_BRANO DEL DOCUMENTO_
• • • •

Secondo me serve una punta vera.
"La squadra biancoceleste, nei top 5 campionati europei, è quella che porta meno giocatori nell'area di rigore avversaria durante la sua fase offensiva.
ATTACCO. È una statistica, messa in evidenza dal portale specializzato "statsbomb", dalla quale si vede chiaramente come la Lazio sia all'ultimo posto (per distacco) in questa particolare classifica. In media vengono portati 1,9 giocatori "in the box" durante la manovra d'attacco, un numero opposto a quello delle primatiste Udinese e Arsenal, che invece occupano lo stesso spazio con 3,2 uomini. Una tendenza che viene anche supportata dal numero di tiri in porta effettuati nel concreto dai biancocelesti, che in Serie A sono quintultimi in questa graduatoria con 331 conclusioni: meno ne hanno collezionate solo Spezia (320), Lecce (317), Salernitana (308) e Sampdoria (301). Il paradosso, però, è che questi numeri non rappresentano una sterilità offensiva. Al contrario, con 49 gol segnati la Lazio è il secondo miglior attacco del campionato (insieme al Milan), dietro solamente a quello del Napoli.

• • • •

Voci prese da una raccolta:
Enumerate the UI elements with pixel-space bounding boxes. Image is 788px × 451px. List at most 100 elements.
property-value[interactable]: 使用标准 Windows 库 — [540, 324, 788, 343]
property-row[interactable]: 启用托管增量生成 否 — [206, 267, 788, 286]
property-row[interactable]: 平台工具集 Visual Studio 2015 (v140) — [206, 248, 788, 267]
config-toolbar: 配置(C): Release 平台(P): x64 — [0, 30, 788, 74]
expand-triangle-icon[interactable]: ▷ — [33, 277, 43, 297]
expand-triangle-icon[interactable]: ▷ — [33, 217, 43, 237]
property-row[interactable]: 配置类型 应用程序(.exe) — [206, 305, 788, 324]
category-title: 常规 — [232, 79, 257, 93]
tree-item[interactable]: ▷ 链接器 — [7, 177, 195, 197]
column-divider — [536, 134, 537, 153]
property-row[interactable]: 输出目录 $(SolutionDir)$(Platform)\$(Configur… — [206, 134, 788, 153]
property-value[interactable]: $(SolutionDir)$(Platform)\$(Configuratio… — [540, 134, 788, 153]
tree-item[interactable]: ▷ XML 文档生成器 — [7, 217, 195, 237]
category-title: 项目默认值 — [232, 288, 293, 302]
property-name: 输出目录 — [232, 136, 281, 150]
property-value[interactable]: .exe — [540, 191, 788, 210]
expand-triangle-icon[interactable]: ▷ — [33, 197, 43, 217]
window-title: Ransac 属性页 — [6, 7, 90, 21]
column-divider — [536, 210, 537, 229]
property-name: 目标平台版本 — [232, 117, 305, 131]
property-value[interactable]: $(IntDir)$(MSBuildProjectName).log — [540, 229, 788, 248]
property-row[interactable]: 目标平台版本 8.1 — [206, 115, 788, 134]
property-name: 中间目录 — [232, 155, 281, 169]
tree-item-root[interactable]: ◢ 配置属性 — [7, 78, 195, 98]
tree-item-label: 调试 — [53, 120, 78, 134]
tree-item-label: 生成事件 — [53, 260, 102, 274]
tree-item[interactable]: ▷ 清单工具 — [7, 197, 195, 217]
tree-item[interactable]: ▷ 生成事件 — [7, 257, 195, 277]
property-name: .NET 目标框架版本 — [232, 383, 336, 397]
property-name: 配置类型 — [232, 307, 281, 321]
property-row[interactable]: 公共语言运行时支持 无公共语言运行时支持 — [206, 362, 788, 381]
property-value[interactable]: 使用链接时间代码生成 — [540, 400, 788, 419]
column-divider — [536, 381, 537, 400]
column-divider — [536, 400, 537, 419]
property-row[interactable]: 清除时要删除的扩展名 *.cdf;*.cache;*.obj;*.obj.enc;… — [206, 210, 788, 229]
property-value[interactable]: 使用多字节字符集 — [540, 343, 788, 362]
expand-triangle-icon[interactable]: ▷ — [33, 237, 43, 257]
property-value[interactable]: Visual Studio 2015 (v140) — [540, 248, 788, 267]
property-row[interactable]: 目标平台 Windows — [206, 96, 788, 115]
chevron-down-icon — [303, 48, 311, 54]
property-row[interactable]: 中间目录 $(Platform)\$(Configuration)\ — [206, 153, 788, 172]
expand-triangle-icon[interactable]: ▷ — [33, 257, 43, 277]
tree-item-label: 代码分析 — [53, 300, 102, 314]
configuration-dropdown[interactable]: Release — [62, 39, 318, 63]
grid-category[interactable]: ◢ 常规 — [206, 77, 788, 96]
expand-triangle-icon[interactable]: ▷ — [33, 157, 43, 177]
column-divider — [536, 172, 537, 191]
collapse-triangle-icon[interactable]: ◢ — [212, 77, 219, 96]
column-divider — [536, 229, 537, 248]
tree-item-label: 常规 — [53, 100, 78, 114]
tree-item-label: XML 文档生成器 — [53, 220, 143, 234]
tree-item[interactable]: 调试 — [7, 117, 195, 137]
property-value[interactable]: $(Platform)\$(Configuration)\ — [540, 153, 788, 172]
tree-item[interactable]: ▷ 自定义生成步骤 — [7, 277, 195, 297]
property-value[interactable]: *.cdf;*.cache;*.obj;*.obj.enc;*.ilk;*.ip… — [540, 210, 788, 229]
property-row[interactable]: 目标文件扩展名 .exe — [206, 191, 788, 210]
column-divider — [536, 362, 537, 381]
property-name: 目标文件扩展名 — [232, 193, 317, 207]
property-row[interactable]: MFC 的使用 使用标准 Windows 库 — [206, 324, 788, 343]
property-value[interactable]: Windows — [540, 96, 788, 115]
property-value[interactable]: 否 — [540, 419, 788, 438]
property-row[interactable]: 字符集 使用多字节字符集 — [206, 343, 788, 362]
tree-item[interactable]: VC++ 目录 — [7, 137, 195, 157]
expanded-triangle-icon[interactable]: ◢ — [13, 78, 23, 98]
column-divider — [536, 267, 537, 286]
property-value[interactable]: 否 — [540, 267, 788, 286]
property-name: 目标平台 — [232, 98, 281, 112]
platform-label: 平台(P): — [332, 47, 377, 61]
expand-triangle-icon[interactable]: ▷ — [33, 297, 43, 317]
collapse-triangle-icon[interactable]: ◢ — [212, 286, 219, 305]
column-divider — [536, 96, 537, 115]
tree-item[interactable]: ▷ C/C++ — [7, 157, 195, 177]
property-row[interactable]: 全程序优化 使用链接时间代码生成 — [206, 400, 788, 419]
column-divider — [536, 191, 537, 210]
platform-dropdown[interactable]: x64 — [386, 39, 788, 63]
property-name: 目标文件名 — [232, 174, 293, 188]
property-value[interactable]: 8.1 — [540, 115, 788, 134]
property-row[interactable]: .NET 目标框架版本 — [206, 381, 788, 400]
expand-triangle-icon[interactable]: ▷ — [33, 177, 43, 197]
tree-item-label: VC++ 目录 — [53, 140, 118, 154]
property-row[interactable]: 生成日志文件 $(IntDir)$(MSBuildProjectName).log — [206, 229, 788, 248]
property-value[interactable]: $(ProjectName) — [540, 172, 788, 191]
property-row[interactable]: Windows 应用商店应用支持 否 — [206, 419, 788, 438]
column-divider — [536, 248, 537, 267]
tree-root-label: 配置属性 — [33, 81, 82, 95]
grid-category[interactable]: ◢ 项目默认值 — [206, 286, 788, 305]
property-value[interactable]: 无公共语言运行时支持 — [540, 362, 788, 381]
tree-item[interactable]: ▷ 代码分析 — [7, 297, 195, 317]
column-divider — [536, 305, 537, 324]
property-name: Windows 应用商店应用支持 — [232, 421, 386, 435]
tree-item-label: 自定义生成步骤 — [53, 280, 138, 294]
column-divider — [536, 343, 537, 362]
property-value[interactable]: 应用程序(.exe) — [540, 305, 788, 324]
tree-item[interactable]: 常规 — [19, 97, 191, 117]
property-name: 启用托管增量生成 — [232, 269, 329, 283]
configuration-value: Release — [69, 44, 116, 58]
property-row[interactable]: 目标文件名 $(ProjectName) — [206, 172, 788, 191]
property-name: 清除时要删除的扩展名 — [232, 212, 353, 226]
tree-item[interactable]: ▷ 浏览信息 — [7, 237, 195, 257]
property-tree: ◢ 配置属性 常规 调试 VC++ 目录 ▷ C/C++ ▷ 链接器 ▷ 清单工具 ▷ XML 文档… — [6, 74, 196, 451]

• • • •

_PROVA TU_
Nel brano sulla Lazio, quanti gol ha segnato la squadra in campionato? I record non servono per questo lavoro.

_RISULTATO_
49 gol.